*Exercise*: Output the lines below as a Markdown table with the columns Row and Line. Start at the first line and end at the line containing "weekday-header-wednesday: Wednesday: [343, 104, 449, 126]", include both ends, and leave out blank lines and every line after that range.

*Supplied material*:
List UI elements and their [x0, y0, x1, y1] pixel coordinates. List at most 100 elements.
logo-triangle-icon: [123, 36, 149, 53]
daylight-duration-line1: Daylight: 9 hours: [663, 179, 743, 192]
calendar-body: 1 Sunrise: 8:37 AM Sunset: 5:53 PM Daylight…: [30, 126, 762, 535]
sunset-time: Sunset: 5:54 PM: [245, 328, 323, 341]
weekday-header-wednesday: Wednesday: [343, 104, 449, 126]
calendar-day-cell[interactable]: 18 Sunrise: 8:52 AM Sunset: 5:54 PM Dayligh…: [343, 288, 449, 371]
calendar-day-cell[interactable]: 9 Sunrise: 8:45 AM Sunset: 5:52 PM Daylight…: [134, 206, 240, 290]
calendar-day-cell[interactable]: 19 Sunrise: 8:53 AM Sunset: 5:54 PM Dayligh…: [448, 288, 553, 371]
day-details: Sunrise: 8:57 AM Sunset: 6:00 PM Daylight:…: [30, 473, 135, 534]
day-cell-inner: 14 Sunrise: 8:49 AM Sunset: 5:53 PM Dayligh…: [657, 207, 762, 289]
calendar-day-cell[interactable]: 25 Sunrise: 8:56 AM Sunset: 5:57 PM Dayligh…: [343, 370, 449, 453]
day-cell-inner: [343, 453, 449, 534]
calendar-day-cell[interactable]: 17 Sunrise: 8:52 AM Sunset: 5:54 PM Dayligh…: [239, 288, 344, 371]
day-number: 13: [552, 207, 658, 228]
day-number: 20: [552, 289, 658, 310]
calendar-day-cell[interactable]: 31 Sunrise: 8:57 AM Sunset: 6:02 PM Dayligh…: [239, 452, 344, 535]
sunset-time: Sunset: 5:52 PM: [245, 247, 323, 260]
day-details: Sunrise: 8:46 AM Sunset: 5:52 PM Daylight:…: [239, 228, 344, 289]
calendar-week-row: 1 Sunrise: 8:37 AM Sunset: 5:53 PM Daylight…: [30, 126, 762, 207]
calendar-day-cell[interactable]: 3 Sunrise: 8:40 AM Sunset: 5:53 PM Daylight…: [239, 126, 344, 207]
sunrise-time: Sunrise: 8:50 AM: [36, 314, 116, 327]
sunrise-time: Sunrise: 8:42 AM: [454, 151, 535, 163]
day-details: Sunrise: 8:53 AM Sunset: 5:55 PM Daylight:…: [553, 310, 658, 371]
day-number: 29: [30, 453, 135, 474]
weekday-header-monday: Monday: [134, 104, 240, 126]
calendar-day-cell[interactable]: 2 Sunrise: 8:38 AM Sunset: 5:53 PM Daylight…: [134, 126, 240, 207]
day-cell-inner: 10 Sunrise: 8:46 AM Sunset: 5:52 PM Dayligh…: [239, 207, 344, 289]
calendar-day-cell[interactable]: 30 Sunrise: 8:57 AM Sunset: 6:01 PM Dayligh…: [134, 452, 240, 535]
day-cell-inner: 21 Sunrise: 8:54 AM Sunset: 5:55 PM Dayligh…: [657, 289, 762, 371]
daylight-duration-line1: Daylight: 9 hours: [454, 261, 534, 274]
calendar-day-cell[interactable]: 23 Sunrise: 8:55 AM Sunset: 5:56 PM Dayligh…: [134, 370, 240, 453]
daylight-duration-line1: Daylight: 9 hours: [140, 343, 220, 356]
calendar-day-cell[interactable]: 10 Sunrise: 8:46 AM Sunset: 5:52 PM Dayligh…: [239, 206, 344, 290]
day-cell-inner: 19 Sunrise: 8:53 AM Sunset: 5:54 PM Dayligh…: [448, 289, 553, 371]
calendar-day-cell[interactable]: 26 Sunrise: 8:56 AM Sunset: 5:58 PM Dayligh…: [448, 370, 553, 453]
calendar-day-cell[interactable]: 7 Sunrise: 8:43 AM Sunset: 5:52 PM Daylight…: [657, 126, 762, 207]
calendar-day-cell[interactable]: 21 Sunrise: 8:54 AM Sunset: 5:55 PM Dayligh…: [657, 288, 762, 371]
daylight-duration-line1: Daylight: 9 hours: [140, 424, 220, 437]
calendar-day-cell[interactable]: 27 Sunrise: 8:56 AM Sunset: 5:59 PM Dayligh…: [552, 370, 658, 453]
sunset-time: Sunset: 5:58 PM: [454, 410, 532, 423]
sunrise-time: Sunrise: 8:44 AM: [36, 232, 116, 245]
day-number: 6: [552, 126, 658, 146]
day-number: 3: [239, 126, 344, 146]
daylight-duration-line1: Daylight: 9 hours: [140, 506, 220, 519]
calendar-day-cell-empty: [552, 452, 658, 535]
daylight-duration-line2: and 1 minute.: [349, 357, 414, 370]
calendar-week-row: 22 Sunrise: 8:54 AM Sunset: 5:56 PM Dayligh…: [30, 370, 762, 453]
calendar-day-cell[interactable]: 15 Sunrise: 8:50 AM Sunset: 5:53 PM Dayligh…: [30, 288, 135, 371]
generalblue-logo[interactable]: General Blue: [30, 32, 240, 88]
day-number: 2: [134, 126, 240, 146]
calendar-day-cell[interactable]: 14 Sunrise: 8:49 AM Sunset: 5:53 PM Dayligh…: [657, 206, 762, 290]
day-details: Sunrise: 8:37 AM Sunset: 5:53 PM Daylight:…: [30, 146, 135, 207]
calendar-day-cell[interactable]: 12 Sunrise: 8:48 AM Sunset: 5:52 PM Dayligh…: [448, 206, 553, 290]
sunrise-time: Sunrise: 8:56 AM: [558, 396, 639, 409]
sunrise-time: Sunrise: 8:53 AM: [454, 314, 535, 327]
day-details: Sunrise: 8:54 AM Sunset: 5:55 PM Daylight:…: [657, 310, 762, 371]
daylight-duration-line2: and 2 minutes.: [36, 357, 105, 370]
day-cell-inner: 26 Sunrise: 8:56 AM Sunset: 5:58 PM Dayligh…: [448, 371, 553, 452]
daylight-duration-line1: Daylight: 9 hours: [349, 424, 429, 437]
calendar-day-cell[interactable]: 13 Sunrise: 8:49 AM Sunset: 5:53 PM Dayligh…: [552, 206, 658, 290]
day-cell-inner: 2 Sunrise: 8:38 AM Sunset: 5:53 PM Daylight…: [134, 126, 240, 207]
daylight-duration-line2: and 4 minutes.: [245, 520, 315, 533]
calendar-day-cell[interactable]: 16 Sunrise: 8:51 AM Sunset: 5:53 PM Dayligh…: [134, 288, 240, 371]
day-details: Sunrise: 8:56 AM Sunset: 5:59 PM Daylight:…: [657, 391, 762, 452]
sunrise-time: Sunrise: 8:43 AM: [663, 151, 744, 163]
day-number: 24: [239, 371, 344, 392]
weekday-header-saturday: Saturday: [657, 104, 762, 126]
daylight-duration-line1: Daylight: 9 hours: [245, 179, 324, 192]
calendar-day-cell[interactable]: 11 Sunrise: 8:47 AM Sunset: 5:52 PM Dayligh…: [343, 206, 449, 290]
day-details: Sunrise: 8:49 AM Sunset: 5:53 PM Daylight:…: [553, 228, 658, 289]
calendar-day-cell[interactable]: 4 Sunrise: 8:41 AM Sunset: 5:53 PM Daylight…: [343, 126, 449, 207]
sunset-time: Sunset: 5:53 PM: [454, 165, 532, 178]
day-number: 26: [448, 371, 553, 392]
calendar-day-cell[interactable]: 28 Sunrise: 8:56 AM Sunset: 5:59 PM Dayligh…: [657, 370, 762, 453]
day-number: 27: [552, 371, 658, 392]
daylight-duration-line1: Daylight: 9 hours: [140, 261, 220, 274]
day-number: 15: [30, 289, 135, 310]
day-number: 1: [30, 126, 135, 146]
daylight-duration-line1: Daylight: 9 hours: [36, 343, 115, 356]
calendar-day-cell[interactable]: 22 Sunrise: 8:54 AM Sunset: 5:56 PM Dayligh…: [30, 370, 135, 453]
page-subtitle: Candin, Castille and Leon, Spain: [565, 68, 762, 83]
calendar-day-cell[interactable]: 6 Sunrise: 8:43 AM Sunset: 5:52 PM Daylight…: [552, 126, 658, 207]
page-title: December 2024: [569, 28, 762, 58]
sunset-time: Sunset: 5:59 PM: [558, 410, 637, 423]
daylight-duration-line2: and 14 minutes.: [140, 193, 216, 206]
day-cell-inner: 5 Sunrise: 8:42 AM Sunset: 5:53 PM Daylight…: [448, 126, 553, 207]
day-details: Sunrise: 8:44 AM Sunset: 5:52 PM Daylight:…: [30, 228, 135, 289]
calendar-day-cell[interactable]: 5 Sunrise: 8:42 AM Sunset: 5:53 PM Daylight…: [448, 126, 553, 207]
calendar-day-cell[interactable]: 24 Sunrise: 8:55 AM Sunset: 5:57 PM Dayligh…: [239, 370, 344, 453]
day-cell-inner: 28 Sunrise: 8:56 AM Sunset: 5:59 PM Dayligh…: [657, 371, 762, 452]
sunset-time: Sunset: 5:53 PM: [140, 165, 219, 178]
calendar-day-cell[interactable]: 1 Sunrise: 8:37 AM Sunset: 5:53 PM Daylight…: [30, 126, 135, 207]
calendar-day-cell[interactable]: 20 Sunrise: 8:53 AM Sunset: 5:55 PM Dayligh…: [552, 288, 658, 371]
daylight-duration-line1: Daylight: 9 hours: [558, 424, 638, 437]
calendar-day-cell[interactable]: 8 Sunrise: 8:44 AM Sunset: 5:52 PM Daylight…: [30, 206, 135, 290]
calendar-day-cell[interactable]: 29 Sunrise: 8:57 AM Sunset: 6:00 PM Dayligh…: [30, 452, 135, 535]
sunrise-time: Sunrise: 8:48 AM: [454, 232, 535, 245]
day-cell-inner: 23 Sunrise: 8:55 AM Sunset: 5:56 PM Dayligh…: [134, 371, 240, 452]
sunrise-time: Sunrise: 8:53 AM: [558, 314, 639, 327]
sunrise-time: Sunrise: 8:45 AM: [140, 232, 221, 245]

*Solution to this problem*:
| Row | Line |
|---|---|
| 1 | List UI elements and their [x0, y0, x1, y1] pixel coordinates. List at most 100 elements. |
| 2 | logo-triangle-icon: [123, 36, 149, 53] |
| 3 | daylight-duration-line1: Daylight: 9 hours: [663, 179, 743, 192] |
| 4 | calendar-body: 1 Sunrise: 8:37 AM Sunset: 5:53 PM Daylight…: [30, 126, 762, 535] |
| 5 | sunset-time: Sunset: 5:54 PM: [245, 328, 323, 341] |
| 6 | weekday-header-wednesday: Wednesday: [343, 104, 449, 126] |